(Dataset excerpt)
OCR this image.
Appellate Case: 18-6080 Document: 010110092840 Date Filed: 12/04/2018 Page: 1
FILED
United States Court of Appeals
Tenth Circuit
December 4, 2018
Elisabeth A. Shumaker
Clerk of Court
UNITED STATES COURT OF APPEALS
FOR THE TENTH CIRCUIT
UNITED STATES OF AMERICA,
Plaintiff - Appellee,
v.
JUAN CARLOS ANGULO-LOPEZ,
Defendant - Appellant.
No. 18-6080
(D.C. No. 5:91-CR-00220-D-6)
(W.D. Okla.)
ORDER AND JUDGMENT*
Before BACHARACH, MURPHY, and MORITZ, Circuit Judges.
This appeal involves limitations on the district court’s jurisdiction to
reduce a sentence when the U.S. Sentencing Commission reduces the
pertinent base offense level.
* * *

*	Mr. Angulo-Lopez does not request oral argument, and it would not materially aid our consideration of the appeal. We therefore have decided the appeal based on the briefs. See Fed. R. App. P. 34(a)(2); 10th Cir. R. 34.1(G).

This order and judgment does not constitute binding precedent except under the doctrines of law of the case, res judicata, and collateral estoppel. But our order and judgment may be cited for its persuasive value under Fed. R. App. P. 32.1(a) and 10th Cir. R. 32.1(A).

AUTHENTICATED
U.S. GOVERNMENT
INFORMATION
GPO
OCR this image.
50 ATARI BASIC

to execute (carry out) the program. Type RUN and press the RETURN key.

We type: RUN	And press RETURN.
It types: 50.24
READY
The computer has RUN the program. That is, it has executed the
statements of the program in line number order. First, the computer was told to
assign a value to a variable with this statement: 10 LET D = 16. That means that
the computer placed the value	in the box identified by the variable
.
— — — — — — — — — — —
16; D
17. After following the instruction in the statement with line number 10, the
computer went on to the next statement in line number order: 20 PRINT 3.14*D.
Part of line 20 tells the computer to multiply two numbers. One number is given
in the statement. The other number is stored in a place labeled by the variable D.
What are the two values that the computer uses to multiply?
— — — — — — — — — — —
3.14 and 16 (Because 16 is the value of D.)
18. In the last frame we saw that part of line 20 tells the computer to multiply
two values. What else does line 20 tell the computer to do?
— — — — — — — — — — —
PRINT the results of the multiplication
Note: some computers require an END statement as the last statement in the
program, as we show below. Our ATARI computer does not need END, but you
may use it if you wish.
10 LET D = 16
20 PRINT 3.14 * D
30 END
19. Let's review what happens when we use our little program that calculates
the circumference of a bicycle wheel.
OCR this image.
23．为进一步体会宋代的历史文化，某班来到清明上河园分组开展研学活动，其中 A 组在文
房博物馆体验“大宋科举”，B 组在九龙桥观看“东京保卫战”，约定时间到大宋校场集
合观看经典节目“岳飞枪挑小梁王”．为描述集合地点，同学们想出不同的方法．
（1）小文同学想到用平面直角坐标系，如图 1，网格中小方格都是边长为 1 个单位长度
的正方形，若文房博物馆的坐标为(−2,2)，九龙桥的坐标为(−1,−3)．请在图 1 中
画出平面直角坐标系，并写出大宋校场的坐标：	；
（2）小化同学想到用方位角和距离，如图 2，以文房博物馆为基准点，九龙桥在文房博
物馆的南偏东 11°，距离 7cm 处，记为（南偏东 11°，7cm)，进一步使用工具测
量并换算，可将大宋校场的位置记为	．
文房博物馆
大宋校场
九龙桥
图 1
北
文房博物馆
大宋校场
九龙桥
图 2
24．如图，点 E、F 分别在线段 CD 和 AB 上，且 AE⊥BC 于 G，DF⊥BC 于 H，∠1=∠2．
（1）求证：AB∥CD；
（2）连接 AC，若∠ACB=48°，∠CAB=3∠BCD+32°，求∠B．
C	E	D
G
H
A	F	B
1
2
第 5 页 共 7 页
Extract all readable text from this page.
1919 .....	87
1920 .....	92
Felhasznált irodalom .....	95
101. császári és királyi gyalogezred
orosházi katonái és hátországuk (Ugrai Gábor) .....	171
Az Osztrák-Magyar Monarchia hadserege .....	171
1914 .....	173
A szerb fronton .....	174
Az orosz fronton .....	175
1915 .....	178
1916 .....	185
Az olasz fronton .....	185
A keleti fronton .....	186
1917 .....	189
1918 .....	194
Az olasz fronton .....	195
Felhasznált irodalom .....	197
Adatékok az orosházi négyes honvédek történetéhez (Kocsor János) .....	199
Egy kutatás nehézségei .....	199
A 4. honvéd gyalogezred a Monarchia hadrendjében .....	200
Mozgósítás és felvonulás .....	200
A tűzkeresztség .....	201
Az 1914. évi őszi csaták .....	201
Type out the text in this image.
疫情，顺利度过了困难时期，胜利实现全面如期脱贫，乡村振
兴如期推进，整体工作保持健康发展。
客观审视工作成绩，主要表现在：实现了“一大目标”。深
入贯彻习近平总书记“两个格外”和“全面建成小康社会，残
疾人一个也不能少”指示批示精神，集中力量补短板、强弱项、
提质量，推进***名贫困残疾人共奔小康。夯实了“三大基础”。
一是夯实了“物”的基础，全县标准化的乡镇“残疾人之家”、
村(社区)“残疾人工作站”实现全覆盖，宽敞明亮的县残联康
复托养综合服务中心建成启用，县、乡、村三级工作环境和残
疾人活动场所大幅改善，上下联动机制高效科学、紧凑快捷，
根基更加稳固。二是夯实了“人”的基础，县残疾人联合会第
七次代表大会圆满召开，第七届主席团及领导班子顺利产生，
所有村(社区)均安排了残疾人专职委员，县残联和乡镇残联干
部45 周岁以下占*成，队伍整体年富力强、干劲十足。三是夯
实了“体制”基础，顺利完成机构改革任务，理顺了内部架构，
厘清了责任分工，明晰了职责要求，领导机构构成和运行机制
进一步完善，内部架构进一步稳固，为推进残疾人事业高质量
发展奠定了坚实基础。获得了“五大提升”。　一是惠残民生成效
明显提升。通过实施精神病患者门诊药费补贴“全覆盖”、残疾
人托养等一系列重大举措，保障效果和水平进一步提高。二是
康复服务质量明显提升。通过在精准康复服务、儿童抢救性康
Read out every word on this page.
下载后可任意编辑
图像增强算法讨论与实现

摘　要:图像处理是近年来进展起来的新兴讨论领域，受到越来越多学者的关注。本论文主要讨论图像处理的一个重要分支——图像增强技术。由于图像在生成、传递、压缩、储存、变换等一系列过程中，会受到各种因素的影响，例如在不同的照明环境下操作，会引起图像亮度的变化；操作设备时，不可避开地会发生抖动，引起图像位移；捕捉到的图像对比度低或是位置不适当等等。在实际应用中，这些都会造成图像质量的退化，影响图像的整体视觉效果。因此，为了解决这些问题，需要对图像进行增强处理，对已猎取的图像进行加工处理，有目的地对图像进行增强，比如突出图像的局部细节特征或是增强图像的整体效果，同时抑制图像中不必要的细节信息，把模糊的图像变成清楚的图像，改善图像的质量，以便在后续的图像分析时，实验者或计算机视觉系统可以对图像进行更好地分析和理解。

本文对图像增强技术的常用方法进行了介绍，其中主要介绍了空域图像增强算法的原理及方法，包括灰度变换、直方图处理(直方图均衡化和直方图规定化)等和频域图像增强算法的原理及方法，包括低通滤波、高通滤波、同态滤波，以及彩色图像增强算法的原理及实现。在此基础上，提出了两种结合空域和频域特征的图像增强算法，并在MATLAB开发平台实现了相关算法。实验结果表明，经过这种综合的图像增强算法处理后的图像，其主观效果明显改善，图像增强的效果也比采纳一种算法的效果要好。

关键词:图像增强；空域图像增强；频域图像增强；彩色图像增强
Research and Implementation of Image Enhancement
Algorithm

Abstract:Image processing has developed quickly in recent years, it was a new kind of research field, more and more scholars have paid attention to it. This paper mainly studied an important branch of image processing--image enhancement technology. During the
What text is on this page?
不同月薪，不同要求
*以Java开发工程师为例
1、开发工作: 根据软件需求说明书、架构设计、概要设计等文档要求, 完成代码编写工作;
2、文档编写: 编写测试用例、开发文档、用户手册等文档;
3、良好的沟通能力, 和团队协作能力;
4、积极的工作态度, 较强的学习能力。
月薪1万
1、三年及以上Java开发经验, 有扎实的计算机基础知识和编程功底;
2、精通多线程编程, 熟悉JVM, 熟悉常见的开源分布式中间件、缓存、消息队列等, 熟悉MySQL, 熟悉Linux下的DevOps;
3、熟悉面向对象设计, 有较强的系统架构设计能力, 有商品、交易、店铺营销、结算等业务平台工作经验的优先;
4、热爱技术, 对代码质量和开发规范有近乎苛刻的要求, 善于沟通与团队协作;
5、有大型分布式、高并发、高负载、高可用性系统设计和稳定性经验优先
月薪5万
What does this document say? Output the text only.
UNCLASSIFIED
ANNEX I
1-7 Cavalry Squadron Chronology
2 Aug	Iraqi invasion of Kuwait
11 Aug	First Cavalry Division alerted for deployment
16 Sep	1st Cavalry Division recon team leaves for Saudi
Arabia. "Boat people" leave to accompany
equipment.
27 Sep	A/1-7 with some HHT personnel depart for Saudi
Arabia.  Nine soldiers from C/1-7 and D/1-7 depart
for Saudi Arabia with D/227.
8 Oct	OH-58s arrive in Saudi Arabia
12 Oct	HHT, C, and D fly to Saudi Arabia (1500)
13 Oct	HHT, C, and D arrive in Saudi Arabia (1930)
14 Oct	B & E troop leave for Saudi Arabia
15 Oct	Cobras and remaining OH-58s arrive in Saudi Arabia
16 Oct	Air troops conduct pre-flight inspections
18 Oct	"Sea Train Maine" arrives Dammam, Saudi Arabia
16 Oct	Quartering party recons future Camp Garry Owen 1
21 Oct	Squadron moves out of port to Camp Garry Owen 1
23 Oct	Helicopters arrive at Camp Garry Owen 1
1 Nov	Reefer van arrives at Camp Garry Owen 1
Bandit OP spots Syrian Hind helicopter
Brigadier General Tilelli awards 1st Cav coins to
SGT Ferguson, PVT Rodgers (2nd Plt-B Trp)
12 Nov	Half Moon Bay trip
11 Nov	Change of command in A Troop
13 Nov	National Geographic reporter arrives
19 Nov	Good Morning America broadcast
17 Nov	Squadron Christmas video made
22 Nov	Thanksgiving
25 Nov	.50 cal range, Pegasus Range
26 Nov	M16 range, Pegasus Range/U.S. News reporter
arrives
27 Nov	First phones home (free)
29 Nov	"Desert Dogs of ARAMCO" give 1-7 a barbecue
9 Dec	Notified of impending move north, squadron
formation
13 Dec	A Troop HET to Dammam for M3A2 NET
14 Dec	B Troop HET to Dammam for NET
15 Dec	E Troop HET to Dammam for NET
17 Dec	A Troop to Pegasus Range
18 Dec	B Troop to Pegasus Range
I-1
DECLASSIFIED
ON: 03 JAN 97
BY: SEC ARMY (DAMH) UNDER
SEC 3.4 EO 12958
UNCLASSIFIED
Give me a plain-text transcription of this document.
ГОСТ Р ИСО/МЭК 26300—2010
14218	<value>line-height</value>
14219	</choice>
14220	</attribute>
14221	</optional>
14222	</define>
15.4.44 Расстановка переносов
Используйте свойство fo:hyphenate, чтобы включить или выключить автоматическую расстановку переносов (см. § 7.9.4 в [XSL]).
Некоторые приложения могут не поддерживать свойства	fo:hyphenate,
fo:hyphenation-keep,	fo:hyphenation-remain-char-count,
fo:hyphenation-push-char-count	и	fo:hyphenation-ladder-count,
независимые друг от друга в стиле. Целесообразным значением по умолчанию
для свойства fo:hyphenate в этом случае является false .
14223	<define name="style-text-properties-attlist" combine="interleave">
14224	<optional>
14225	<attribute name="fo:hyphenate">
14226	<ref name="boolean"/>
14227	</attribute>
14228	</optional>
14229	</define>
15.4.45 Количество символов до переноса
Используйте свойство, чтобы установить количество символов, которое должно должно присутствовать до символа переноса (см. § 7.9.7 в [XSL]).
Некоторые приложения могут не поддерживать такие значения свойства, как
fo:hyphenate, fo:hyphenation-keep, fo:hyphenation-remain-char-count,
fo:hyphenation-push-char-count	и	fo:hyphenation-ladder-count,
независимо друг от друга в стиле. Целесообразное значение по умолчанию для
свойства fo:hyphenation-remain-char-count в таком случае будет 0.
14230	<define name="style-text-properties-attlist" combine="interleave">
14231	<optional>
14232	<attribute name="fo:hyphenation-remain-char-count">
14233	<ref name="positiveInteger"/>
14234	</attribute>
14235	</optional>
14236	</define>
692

## Your objective
Go through the material and copy out every line with "свойства" in it.

## Written answer
Некоторые приложения могут не поддерживать свойства	fo:hyphenate,
для свойства fo:hyphenate в этом случае является false .
Некоторые приложения могут не поддерживать такие значения свойства, как
свойства fo:hyphenation-remain-char-count в таком случае будет 0.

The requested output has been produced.